# [Stored items]
= = = =
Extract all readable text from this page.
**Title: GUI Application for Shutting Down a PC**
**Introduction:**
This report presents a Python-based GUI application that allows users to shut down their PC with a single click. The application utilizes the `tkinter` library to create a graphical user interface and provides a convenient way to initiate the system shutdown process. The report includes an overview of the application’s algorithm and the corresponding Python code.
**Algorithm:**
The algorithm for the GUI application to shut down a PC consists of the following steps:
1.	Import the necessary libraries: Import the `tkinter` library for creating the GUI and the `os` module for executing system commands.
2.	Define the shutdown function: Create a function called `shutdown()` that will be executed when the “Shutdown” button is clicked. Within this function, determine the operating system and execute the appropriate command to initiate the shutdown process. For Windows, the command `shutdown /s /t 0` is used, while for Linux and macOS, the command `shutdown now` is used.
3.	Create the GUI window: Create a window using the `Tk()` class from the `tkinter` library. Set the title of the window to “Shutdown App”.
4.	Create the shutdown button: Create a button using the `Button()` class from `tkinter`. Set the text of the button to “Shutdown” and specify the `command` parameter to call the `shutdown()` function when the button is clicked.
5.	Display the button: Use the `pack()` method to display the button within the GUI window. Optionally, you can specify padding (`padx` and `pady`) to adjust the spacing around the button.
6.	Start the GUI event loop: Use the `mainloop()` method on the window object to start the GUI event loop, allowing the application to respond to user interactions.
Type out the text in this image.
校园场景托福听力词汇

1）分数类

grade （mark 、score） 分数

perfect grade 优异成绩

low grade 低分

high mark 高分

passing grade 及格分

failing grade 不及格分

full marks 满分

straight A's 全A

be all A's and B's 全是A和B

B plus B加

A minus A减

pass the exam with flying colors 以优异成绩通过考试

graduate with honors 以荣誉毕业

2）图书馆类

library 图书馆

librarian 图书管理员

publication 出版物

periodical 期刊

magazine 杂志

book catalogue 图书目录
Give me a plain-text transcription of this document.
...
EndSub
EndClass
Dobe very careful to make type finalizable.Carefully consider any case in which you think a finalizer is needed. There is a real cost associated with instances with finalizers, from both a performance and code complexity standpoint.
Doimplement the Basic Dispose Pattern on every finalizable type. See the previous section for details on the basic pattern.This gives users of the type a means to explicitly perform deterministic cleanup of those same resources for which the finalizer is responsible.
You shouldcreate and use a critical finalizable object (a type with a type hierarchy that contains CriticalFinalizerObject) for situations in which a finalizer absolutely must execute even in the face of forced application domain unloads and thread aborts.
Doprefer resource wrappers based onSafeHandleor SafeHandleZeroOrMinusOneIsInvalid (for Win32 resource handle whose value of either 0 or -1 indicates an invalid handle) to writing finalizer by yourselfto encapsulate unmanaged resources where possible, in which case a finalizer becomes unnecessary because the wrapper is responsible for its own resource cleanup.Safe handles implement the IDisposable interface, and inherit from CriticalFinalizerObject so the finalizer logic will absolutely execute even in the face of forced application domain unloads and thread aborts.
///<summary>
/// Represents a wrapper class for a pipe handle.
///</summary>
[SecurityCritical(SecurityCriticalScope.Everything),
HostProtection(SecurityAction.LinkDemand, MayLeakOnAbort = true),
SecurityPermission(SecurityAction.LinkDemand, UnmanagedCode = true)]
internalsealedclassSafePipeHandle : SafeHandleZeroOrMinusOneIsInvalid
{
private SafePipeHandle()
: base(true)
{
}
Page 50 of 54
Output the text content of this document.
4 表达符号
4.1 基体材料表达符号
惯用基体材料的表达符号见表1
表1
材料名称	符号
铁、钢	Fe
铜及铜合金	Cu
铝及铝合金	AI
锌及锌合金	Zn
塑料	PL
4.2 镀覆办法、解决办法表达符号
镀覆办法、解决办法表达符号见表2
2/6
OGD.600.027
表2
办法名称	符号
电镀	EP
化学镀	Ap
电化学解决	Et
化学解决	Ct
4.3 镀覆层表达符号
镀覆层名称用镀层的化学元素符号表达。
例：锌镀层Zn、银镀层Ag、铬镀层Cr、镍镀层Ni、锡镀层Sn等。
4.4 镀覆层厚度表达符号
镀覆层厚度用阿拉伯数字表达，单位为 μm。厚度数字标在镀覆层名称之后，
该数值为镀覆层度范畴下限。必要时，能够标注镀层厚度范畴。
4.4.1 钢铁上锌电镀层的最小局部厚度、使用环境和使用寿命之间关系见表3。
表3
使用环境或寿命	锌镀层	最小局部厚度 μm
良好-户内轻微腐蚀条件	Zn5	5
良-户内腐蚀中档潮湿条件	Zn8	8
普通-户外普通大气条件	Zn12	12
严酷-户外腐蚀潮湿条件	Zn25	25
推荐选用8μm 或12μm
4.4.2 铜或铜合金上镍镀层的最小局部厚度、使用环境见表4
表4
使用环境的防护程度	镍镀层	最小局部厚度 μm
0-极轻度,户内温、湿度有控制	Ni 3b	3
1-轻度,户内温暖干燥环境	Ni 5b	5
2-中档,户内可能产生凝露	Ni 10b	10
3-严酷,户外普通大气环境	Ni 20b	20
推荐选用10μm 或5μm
= = = =
Transcribe all of the entries without altering anything.

# [OUTPUT OF THE EXERCISE]
Extract all readable text from this page.
**Title: GUI Application for Shutting Down a PC**
**Introduction:**
This report presents a Python-based GUI application that allows users to shut down their PC with a single click. The application utilizes the `tkinter` library to create a graphical user interface and provides a convenient way to initiate the system shutdown process. The report includes an overview of the application’s algorithm and the corresponding Python code.
**Algorithm:**
The algorithm for the GUI application to shut down a PC consists of the following steps:
1.	Import the necessary libraries: Import the `tkinter` library for creating the GUI and the `os` module for executing system commands.
2.	Define the shutdown function: Create a function called `shutdown()` that will be executed when the “Shutdown” button is clicked. Within this function, determine the operating system and execute the appropriate command to initiate the shutdown process. For Windows, the command `shutdown /s /t 0` is used, while for Linux and macOS, the command `shutdown now` is used.
3.	Create the GUI window: Create a window using the `Tk()` class from the `tkinter` library. Set the title of the window to “Shutdown App”.
4.	Create the shutdown button: Create a button using the `Button()` class from `tkinter`. Set the text of the button to “Shutdown” and specify the `command` parameter to call the `shutdown()` function when the button is clicked.
5.	Display the button: Use the `pack()` method to display the button within the GUI window. Optionally, you can specify padding (`padx` and `pady`) to adjust the spacing around the button.
6.	Start the GUI event loop: Use the `mainloop()` method on the window object to start the GUI event loop, allowing the application to respond to user interactions.
Type out the text in this image.
校园场景托福听力词汇

1）分数类

grade （mark 、score） 分数

perfect grade 优异成绩

low grade 低分

high mark 高分

passing grade 及格分

failing grade 不及格分

full marks 满分

straight A's 全A

be all A's and B's 全是A和B

B plus B加

A minus A减

pass the exam with flying colors 以优异成绩通过考试

graduate with honors 以荣誉毕业

2）图书馆类

library 图书馆

librarian 图书管理员

publication 出版物

periodical 期刊

magazine 杂志

book catalogue 图书目录
Give me a plain-text transcription of this document.
...
EndSub
EndClass
Dobe very careful to make type finalizable.Carefully consider any case in which you think a finalizer is needed. There is a real cost associated with instances with finalizers, from both a performance and code complexity standpoint.
Doimplement the Basic Dispose Pattern on every finalizable type. See the previous section for details on the basic pattern.This gives users of the type a means to explicitly perform deterministic cleanup of those same resources for which the finalizer is responsible.
You shouldcreate and use a critical finalizable object (a type with a type hierarchy that contains CriticalFinalizerObject) for situations in which a finalizer absolutely must execute even in the face of forced application domain unloads and thread aborts.
Doprefer resource wrappers based onSafeHandleor SafeHandleZeroOrMinusOneIsInvalid (for Win32 resource handle whose value of either 0 or -1 indicates an invalid handle) to writing finalizer by yourselfto encapsulate unmanaged resources where possible, in which case a finalizer becomes unnecessary because the wrapper is responsible for its own resource cleanup.Safe handles implement the IDisposable interface, and inherit from CriticalFinalizerObject so the finalizer logic will absolutely execute even in the face of forced application domain unloads and thread aborts.
///<summary>
/// Represents a wrapper class for a pipe handle.
///</summary>
[SecurityCritical(SecurityCriticalScope.Everything),
HostProtection(SecurityAction.LinkDemand, MayLeakOnAbort = true),
SecurityPermission(SecurityAction.LinkDemand, UnmanagedCode = true)]
internalsealedclassSafePipeHandle : SafeHandleZeroOrMinusOneIsInvalid
{
private SafePipeHandle()
: base(true)
{
}
Page 50 of 54
Output the text content of this document.
4 表达符号
4.1 基体材料表达符号
惯用基体材料的表达符号见表1
表1
材料名称	符号
铁、钢	Fe
铜及铜合金	Cu
铝及铝合金	AI
锌及锌合金	Zn
塑料	PL
4.2 镀覆办法、解决办法表达符号
镀覆办法、解决办法表达符号见表2
2/6
OGD.600.027
表2
办法名称	符号
电镀	EP
化学镀	Ap
电化学解决	Et
化学解决	Ct
4.3 镀覆层表达符号
镀覆层名称用镀层的化学元素符号表达。
例：锌镀层Zn、银镀层Ag、铬镀层Cr、镍镀层Ni、锡镀层Sn等。
4.4 镀覆层厚度表达符号
镀覆层厚度用阿拉伯数字表达，单位为 μm。厚度数字标在镀覆层名称之后，
该数值为镀覆层度范畴下限。必要时，能够标注镀层厚度范畴。
4.4.1 钢铁上锌电镀层的最小局部厚度、使用环境和使用寿命之间关系见表3。
表3
使用环境或寿命	锌镀层	最小局部厚度 μm
良好-户内轻微腐蚀条件	Zn5	5
良-户内腐蚀中档潮湿条件	Zn8	8
普通-户外普通大气条件	Zn12	12
严酷-户外腐蚀潮湿条件	Zn25	25
推荐选用8μm 或12μm
4.4.2 铜或铜合金上镍镀层的最小局部厚度、使用环境见表4
表4
使用环境的防护程度	镍镀层	最小局部厚度 μm
0-极轻度,户内温、湿度有控制	Ni 3b	3
1-轻度,户内温暖干燥环境	Ni 5b	5
2-中档,户内可能产生凝露	Ni 10b	10
3-严酷,户外普通大气环境	Ni 20b	20
推荐选用10μm 或5μm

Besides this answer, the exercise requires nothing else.